* [Exercise objective]: Repeat the data word for word. Do not include the pictures.

* [Information shown]:
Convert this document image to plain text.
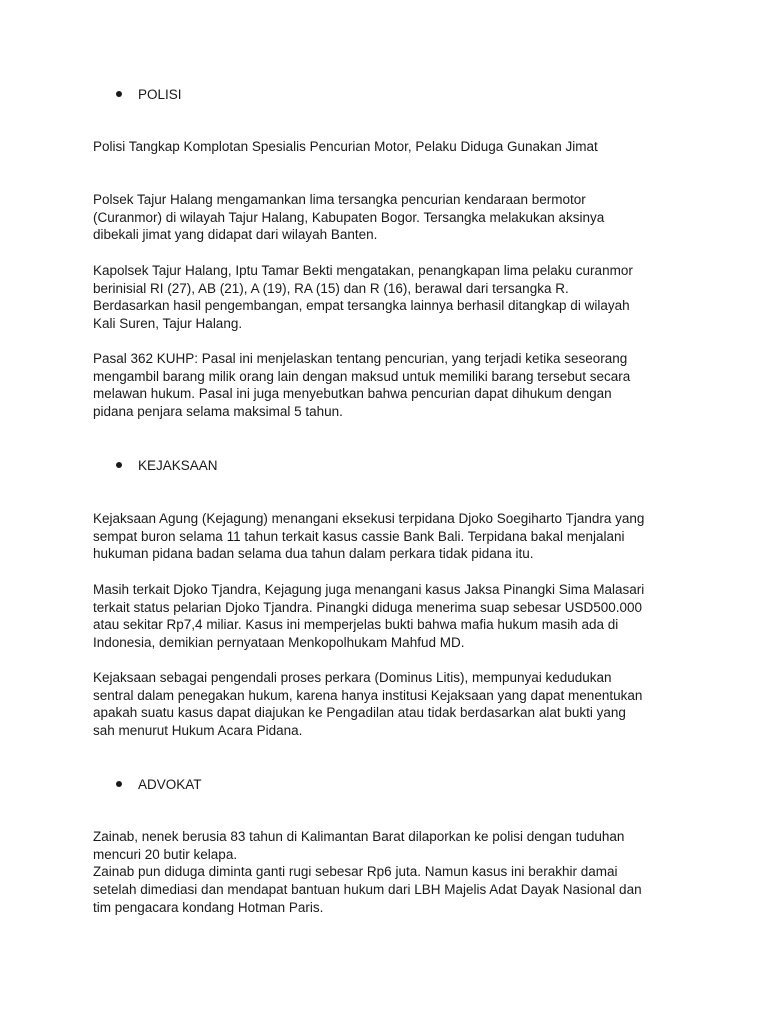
POLISI
Polisi Tangkap Komplotan Spesialis Pencurian Motor, Pelaku Diduga Gunakan Jimat
Polsek Tajur Halang mengamankan lima tersangka pencurian kendaraan bermotor
(Curanmor) di wilayah Tajur Halang, Kabupaten Bogor. Tersangka melakukan aksinya
dibekali jimat yang didapat dari wilayah Banten.
Kapolsek Tajur Halang, Iptu Tamar Bekti mengatakan, penangkapan lima pelaku curanmor
berinisial RI (27), AB (21), A (19), RA (15) dan R (16), berawal dari tersangka R.
Berdasarkan hasil pengembangan, empat tersangka lainnya berhasil ditangkap di wilayah
Kali Suren, Tajur Halang.
Pasal 362 KUHP: Pasal ini menjelaskan tentang pencurian, yang terjadi ketika seseorang
mengambil barang milik orang lain dengan maksud untuk memiliki barang tersebut secara
melawan hukum. Pasal ini juga menyebutkan bahwa pencurian dapat dihukum dengan
pidana penjara selama maksimal 5 tahun.
KEJAKSAAN
Kejaksaan Agung (Kejagung) menangani eksekusi terpidana Djoko Soegiharto Tjandra yang
sempat buron selama 11 tahun terkait kasus cassie Bank Bali. Terpidana bakal menjalani
hukuman pidana badan selama dua tahun dalam perkara tidak pidana itu.
Masih terkait Djoko Tjandra, Kejagung juga menangani kasus Jaksa Pinangki Sima Malasari
terkait status pelarian Djoko Tjandra. Pinangki diduga menerima suap sebesar USD500.000
atau sekitar Rp7,4 miliar. Kasus ini memperjelas bukti bahwa mafia hukum masih ada di
Indonesia, demikian pernyataan Menkopolhukam Mahfud MD.
Kejaksaan sebagai pengendali proses perkara (Dominus Litis), mempunyai kedudukan
sentral dalam penegakan hukum, karena hanya institusi Kejaksaan yang dapat menentukan
apakah suatu kasus dapat diajukan ke Pengadilan atau tidak berdasarkan alat bukti yang
sah menurut Hukum Acara Pidana.
ADVOKAT
Zainab, nenek berusia 83 tahun di Kalimantan Barat dilaporkan ke polisi dengan tuduhan
mencuri 20 butir kelapa.
Zainab pun diduga diminta ganti rugi sebesar Rp6 juta. Namun kasus ini berakhir damai
setelah dimediasi dan mendapat bantuan hukum dari LBH Majelis Adat Dayak Nasional dan
tim pengacara kondang Hotman Paris.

* [Task output]:
Convert this document image to plain text.
POLISI
Polisi Tangkap Komplotan Spesialis Pencurian Motor, Pelaku Diduga Gunakan Jimat
Polsek Tajur Halang mengamankan lima tersangka pencurian kendaraan bermotor
(Curanmor) di wilayah Tajur Halang, Kabupaten Bogor. Tersangka melakukan aksinya
dibekali jimat yang didapat dari wilayah Banten.
Kapolsek Tajur Halang, Iptu Tamar Bekti mengatakan, penangkapan lima pelaku curanmor
berinisial RI (27), AB (21), A (19), RA (15) dan R (16), berawal dari tersangka R.
Berdasarkan hasil pengembangan, empat tersangka lainnya berhasil ditangkap di wilayah
Kali Suren, Tajur Halang.
Pasal 362 KUHP: Pasal ini menjelaskan tentang pencurian, yang terjadi ketika seseorang
mengambil barang milik orang lain dengan maksud untuk memiliki barang tersebut secara
melawan hukum. Pasal ini juga menyebutkan bahwa pencurian dapat dihukum dengan
pidana penjara selama maksimal 5 tahun.
KEJAKSAAN
Kejaksaan Agung (Kejagung) menangani eksekusi terpidana Djoko Soegiharto Tjandra yang
sempat buron selama 11 tahun terkait kasus cassie Bank Bali. Terpidana bakal menjalani
hukuman pidana badan selama dua tahun dalam perkara tidak pidana itu.
Masih terkait Djoko Tjandra, Kejagung juga menangani kasus Jaksa Pinangki Sima Malasari
terkait status pelarian Djoko Tjandra. Pinangki diduga menerima suap sebesar USD500.000
atau sekitar Rp7,4 miliar. Kasus ini memperjelas bukti bahwa mafia hukum masih ada di
Indonesia, demikian pernyataan Menkopolhukam Mahfud MD.
Kejaksaan sebagai pengendali proses perkara (Dominus Litis), mempunyai kedudukan
sentral dalam penegakan hukum, karena hanya institusi Kejaksaan yang dapat menentukan
apakah suatu kasus dapat diajukan ke Pengadilan atau tidak berdasarkan alat bukti yang
sah menurut Hukum Acara Pidana.
ADVOKAT
Zainab, nenek berusia 83 tahun di Kalimantan Barat dilaporkan ke polisi dengan tuduhan
mencuri 20 butir kelapa.
Zainab pun diduga diminta ganti rugi sebesar Rp6 juta. Namun kasus ini berakhir damai
setelah dimediasi dan mendapat bantuan hukum dari LBH Majelis Adat Dayak Nasional dan
tim pengacara kondang Hotman Paris.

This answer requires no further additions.